++++ Available records ++++

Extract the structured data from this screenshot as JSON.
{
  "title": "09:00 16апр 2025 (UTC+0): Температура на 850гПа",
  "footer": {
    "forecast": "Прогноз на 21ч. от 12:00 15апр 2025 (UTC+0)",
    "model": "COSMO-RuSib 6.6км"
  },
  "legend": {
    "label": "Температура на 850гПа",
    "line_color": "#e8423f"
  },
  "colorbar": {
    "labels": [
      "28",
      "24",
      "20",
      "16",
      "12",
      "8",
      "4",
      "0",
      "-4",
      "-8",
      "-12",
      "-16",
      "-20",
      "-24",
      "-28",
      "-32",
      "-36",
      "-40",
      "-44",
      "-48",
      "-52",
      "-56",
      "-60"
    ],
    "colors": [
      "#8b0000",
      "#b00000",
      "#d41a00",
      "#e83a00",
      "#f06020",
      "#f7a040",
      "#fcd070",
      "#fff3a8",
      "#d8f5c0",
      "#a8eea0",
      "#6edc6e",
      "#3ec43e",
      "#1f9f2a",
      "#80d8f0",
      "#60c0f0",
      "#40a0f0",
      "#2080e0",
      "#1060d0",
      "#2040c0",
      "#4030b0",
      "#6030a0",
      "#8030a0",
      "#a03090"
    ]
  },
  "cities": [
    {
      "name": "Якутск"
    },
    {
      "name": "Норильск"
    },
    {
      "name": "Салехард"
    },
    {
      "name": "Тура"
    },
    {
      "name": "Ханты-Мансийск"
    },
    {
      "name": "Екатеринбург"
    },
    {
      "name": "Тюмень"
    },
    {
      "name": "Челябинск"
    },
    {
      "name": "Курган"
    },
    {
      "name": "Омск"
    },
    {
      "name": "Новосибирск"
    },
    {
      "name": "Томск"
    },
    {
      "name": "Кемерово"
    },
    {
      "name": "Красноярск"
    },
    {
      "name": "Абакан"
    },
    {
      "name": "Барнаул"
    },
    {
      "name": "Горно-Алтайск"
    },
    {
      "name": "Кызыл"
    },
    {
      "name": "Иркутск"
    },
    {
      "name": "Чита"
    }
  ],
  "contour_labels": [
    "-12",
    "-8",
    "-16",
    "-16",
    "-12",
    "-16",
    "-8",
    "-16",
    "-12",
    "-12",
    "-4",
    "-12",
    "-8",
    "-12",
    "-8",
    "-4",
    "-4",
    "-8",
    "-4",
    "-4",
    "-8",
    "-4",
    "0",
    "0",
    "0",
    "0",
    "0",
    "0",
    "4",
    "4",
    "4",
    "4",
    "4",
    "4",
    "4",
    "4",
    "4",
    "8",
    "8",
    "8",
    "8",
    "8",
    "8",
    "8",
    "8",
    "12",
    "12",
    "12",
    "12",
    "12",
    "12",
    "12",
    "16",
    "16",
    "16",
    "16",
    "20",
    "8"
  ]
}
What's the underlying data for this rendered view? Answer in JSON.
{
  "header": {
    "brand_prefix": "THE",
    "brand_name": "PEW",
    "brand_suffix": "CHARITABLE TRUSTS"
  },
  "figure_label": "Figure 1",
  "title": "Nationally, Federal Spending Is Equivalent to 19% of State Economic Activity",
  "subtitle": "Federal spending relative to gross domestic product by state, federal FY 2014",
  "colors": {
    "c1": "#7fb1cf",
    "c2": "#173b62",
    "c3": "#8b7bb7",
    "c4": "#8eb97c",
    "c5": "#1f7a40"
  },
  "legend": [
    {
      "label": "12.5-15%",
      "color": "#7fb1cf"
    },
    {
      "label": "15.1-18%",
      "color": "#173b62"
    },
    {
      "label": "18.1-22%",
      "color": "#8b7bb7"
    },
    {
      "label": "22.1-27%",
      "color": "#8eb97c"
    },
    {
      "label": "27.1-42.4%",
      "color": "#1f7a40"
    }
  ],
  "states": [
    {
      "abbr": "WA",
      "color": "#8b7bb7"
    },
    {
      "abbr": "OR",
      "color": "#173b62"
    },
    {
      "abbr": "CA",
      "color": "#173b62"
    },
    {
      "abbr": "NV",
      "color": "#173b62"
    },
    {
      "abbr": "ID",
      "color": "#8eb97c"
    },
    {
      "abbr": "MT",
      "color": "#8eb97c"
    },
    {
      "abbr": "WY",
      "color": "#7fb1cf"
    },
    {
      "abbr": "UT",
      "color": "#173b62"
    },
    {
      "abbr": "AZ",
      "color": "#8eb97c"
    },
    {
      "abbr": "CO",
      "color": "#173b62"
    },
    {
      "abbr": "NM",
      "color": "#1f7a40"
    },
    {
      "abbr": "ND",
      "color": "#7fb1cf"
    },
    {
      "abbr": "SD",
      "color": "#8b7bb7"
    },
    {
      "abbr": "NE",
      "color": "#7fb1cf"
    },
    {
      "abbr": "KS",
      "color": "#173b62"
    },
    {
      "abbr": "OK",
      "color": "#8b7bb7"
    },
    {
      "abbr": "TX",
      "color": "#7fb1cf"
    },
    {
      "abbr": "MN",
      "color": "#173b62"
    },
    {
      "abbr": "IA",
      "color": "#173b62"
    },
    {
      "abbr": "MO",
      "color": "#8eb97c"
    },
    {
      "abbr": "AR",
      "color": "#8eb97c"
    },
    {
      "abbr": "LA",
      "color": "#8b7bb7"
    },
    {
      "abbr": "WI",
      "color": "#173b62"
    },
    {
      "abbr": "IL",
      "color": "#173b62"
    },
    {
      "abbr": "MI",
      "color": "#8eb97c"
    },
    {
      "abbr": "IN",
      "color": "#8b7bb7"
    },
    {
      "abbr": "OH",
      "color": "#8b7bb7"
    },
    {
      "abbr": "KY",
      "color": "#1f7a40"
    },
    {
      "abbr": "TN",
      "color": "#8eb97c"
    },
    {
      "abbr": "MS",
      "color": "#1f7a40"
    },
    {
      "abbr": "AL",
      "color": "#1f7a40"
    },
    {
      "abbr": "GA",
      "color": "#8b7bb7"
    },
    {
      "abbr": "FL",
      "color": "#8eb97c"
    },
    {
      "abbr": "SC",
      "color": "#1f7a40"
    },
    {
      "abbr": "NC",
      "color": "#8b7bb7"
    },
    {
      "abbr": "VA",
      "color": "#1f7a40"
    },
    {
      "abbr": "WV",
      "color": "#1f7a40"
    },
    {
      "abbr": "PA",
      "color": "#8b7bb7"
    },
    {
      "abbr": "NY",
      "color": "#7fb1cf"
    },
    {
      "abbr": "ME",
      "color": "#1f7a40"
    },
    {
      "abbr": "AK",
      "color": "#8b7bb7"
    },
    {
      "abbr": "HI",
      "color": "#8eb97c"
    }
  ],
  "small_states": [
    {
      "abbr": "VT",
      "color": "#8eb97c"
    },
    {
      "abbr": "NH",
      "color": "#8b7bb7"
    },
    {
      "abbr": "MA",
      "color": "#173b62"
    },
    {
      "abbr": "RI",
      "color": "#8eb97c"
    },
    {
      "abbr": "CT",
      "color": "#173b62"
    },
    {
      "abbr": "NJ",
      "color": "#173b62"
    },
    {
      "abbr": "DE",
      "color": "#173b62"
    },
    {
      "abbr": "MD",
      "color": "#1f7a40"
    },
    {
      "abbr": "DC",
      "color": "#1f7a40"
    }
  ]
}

++++

■ The task: From the data above, extract every line in its exact form.

■ Task result:
Extract the structured data from this screenshot as JSON.
{
  "title": "09:00 16апр 2025 (UTC+0): Температура на 850гПа",
  "footer": {
    "forecast": "Прогноз на 21ч. от 12:00 15апр 2025 (UTC+0)",
    "model": "COSMO-RuSib 6.6км"
  },
  "legend": {
    "label": "Температура на 850гПа",
    "line_color": "#e8423f"
  },
  "colorbar": {
    "labels": [
      "28",
      "24",
      "20",
      "16",
      "12",
      "8",
      "4",
      "0",
      "-4",
      "-8",
      "-12",
      "-16",
      "-20",
      "-24",
      "-28",
      "-32",
      "-36",
      "-40",
      "-44",
      "-48",
      "-52",
      "-56",
      "-60"
    ],
    "colors": [
      "#8b0000",
      "#b00000",
      "#d41a00",
      "#e83a00",
      "#f06020",
      "#f7a040",
      "#fcd070",
      "#fff3a8",
      "#d8f5c0",
      "#a8eea0",
      "#6edc6e",
      "#3ec43e",
      "#1f9f2a",
      "#80d8f0",
      "#60c0f0",
      "#40a0f0",
      "#2080e0",
      "#1060d0",
      "#2040c0",
      "#4030b0",
      "#6030a0",
      "#8030a0",
      "#a03090"
    ]
  },
  "cities": [
    {
      "name": "Якутск"
    },
    {
      "name": "Норильск"
    },
    {
      "name": "Салехард"
    },
    {
      "name": "Тура"
    },
    {
      "name": "Ханты-Мансийск"
    },
    {
      "name": "Екатеринбург"
    },
    {
      "name": "Тюмень"
    },
    {
      "name": "Челябинск"
    },
    {
      "name": "Курган"
    },
    {
      "name": "Омск"
    },
    {
      "name": "Новосибирск"
    },
    {
      "name": "Томск"
    },
    {
      "name": "Кемерово"
    },
    {
      "name": "Красноярск"
    },
    {
      "name": "Абакан"
    },
    {
      "name": "Барнаул"
    },
    {
      "name": "Горно-Алтайск"
    },
    {
      "name": "Кызыл"
    },
    {
      "name": "Иркутск"
    },
    {
      "name": "Чита"
    }
  ],
  "contour_labels": [
    "-12",
    "-8",
    "-16",
    "-16",
    "-12",
    "-16",
    "-8",
    "-16",
    "-12",
    "-12",
    "-4",
    "-12",
    "-8",
    "-12",
    "-8",
    "-4",
    "-4",
    "-8",
    "-4",
    "-4",
    "-8",
    "-4",
    "0",
    "0",
    "0",
    "0",
    "0",
    "0",
    "4",
    "4",
    "4",
    "4",
    "4",
    "4",
    "4",
    "4",
    "4",
    "8",
    "8",
    "8",
    "8",
    "8",
    "8",
    "8",
    "8",
    "12",
    "12",
    "12",
    "12",
    "12",
    "12",
    "12",
    "16",
    "16",
    "16",
    "16",
    "20",
    "8"
  ]
}
What's the underlying data for this rendered view? Answer in JSON.
{
  "header": {
    "brand_prefix": "THE",
    "brand_name": "PEW",
    "brand_suffix": "CHARITABLE TRUSTS"
  },
  "figure_label": "Figure 1",
  "title": "Nationally, Federal Spending Is Equivalent to 19% of State Economic Activity",
  "subtitle": "Federal spending relative to gross domestic product by state, federal FY 2014",
  "colors": {
    "c1": "#7fb1cf",
    "c2": "#173b62",
    "c3": "#8b7bb7",
    "c4": "#8eb97c",
    "c5": "#1f7a40"
  },
  "legend": [
    {
      "label": "12.5-15%",
      "color": "#7fb1cf"
    },
    {
      "label": "15.1-18%",
      "color": "#173b62"
    },
    {
      "label": "18.1-22%",
      "color": "#8b7bb7"
    },
    {
      "label": "22.1-27%",
      "color": "#8eb97c"
    },
    {
      "label": "27.1-42.4%",
      "color": "#1f7a40"
    }
  ],
  "states": [
    {
      "abbr": "WA",
      "color": "#8b7bb7"
    },
    {
      "abbr": "OR",
      "color": "#173b62"
    },
    {
      "abbr": "CA",
      "color": "#173b62"
    },
    {
      "abbr": "NV",
      "color": "#173b62"
    },
    {
      "abbr": "ID",
      "color": "#8eb97c"
    },
    {
      "abbr": "MT",
      "color": "#8eb97c"
    },
    {
      "abbr": "WY",
      "color": "#7fb1cf"
    },
    {
      "abbr": "UT",
      "color": "#173b62"
    },
    {
      "abbr": "AZ",
      "color": "#8eb97c"
    },
    {
      "abbr": "CO",
      "color": "#173b62"
    },
    {
      "abbr": "NM",
      "color": "#1f7a40"
    },
    {
      "abbr": "ND",
      "color": "#7fb1cf"
    },
    {
      "abbr": "SD",
      "color": "#8b7bb7"
    },
    {
      "abbr": "NE",
      "color": "#7fb1cf"
    },
    {
      "abbr": "KS",
      "color": "#173b62"
    },
    {
      "abbr": "OK",
      "color": "#8b7bb7"
    },
    {
      "abbr": "TX",
      "color": "#7fb1cf"
    },
    {
      "abbr": "MN",
      "color": "#173b62"
    },
    {
      "abbr": "IA",
      "color": "#173b62"
    },
    {
      "abbr": "MO",
      "color": "#8eb97c"
    },
    {
      "abbr": "AR",
      "color": "#8eb97c"
    },
    {
      "abbr": "LA",
      "color": "#8b7bb7"
    },
    {
      "abbr": "WI",
      "color": "#173b62"
    },
    {
      "abbr": "IL",
      "color": "#173b62"
    },
    {
      "abbr": "MI",
      "color": "#8eb97c"
    },
    {
      "abbr": "IN",
      "color": "#8b7bb7"
    },
    {
      "abbr": "OH",
      "color": "#8b7bb7"
    },
    {
      "abbr": "KY",
      "color": "#1f7a40"
    },
    {
      "abbr": "TN",
      "color": "#8eb97c"
    },
    {
      "abbr": "MS",
      "color": "#1f7a40"
    },
    {
      "abbr": "AL",
      "color": "#1f7a40"
    },
    {
      "abbr": "GA",
      "color": "#8b7bb7"
    },
    {
      "abbr": "FL",
      "color": "#8eb97c"
    },
    {
      "abbr": "SC",
      "color": "#1f7a40"
    },
    {
      "abbr": "NC",
      "color": "#8b7bb7"
    },
    {
      "abbr": "VA",
      "color": "#1f7a40"
    },
    {
      "abbr": "WV",
      "color": "#1f7a40"
    },
    {
      "abbr": "PA",
      "color": "#8b7bb7"
    },
    {
      "abbr": "NY",
      "color": "#7fb1cf"
    },
    {
      "abbr": "ME",
      "color": "#1f7a40"
    },
    {
      "abbr": "AK",
      "color": "#8b7bb7"
    },
    {
      "abbr": "HI",
      "color": "#8eb97c"
    }
  ],
  "small_states": [
    {
      "abbr": "VT",
      "color": "#8eb97c"
    },
    {
      "abbr": "NH",
      "color": "#8b7bb7"
    },
    {
      "abbr": "MA",
      "color": "#173b62"
    },
    {
      "abbr": "RI",
      "color": "#8eb97c"
    },
    {
      "abbr": "CT",
      "color": "#173b62"
    },
    {
      "abbr": "NJ",
      "color": "#173b62"
    },
    {
      "abbr": "DE",
      "color": "#173b62"
    },
    {
      "abbr": "MD",
      "color": "#1f7a40"
    },
    {
      "abbr": "DC",
      "color": "#1f7a40"
    }
  ]
}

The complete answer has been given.